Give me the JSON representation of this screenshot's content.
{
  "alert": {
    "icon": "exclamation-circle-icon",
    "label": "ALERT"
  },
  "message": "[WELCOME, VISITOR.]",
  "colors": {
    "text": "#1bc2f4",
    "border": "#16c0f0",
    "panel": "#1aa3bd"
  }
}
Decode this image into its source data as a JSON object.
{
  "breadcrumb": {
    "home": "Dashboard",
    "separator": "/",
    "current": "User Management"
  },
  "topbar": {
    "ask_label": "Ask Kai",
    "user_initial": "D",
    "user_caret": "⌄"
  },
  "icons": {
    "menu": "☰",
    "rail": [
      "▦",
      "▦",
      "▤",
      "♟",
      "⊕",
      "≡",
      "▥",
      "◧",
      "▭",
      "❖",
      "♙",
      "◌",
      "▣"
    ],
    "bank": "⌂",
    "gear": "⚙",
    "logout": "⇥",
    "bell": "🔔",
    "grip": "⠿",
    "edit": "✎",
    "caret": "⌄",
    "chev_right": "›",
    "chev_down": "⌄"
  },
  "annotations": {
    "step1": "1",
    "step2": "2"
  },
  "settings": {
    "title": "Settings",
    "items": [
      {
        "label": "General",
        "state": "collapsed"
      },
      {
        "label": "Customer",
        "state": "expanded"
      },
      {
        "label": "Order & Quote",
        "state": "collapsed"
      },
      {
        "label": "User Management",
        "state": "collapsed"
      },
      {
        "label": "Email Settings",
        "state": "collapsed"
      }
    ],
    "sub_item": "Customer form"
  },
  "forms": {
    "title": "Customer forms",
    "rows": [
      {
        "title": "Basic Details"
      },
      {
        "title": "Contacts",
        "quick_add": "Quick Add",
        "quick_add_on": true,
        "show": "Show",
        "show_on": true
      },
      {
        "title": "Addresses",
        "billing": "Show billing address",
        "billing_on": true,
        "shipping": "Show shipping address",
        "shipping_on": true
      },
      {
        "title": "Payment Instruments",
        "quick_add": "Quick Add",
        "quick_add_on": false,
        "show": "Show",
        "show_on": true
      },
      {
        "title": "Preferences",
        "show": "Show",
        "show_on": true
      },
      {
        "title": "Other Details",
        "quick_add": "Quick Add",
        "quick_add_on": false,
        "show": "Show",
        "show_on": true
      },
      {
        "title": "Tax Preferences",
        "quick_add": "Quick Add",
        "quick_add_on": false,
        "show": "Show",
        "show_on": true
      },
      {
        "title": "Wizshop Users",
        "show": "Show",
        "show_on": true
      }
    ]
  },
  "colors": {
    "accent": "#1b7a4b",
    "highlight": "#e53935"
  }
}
==
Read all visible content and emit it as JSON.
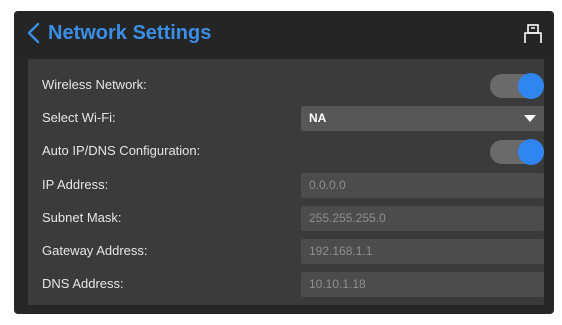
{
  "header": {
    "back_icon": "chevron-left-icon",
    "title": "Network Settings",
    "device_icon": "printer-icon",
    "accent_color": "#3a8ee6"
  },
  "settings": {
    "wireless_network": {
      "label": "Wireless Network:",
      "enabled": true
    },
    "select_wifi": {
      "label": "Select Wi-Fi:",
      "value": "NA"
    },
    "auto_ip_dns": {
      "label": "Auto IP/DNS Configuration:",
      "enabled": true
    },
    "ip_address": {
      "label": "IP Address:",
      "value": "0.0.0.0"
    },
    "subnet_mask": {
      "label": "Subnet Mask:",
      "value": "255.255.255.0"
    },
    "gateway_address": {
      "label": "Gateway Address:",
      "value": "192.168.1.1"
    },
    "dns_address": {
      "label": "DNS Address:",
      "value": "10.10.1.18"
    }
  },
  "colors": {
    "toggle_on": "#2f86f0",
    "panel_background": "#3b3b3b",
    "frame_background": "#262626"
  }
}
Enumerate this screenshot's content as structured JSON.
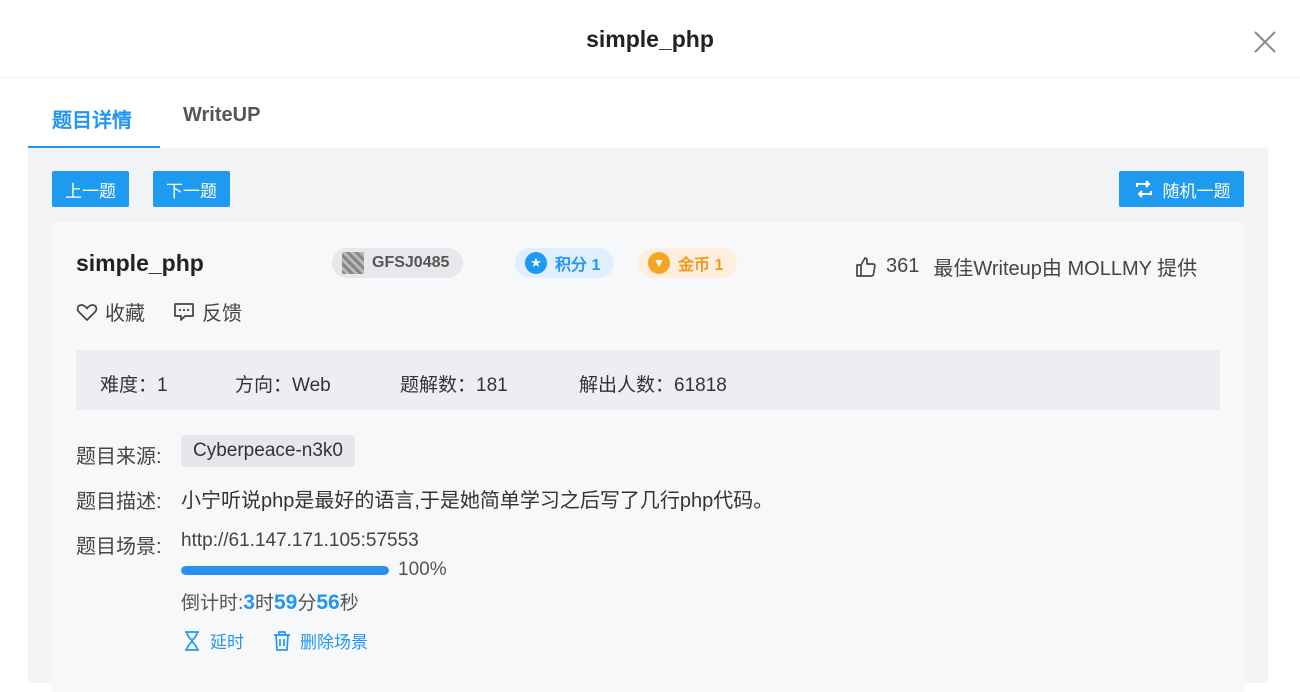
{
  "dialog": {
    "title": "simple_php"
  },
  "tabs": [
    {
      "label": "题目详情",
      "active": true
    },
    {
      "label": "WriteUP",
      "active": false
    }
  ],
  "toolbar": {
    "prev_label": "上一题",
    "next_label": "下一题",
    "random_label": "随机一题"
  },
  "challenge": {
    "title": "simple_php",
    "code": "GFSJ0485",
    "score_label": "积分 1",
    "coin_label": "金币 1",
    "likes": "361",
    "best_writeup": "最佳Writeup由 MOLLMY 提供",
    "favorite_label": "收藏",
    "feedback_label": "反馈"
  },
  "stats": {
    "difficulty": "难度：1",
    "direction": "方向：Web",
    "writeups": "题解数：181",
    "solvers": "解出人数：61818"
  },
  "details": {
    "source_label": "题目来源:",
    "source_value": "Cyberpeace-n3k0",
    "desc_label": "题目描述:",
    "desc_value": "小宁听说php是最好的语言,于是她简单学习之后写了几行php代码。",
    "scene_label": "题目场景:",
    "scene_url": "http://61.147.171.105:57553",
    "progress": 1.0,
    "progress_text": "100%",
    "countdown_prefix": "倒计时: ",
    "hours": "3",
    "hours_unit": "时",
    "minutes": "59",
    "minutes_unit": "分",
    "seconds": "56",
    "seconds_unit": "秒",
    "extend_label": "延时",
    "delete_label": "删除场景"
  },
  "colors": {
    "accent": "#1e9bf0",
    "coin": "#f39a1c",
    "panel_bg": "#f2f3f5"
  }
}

WHAT YOU HAVE TO DO: What is the number of lines in this material that hold the string "Customer"? Answer with that number only.

ANSWER TO THIS PROBLEM: 3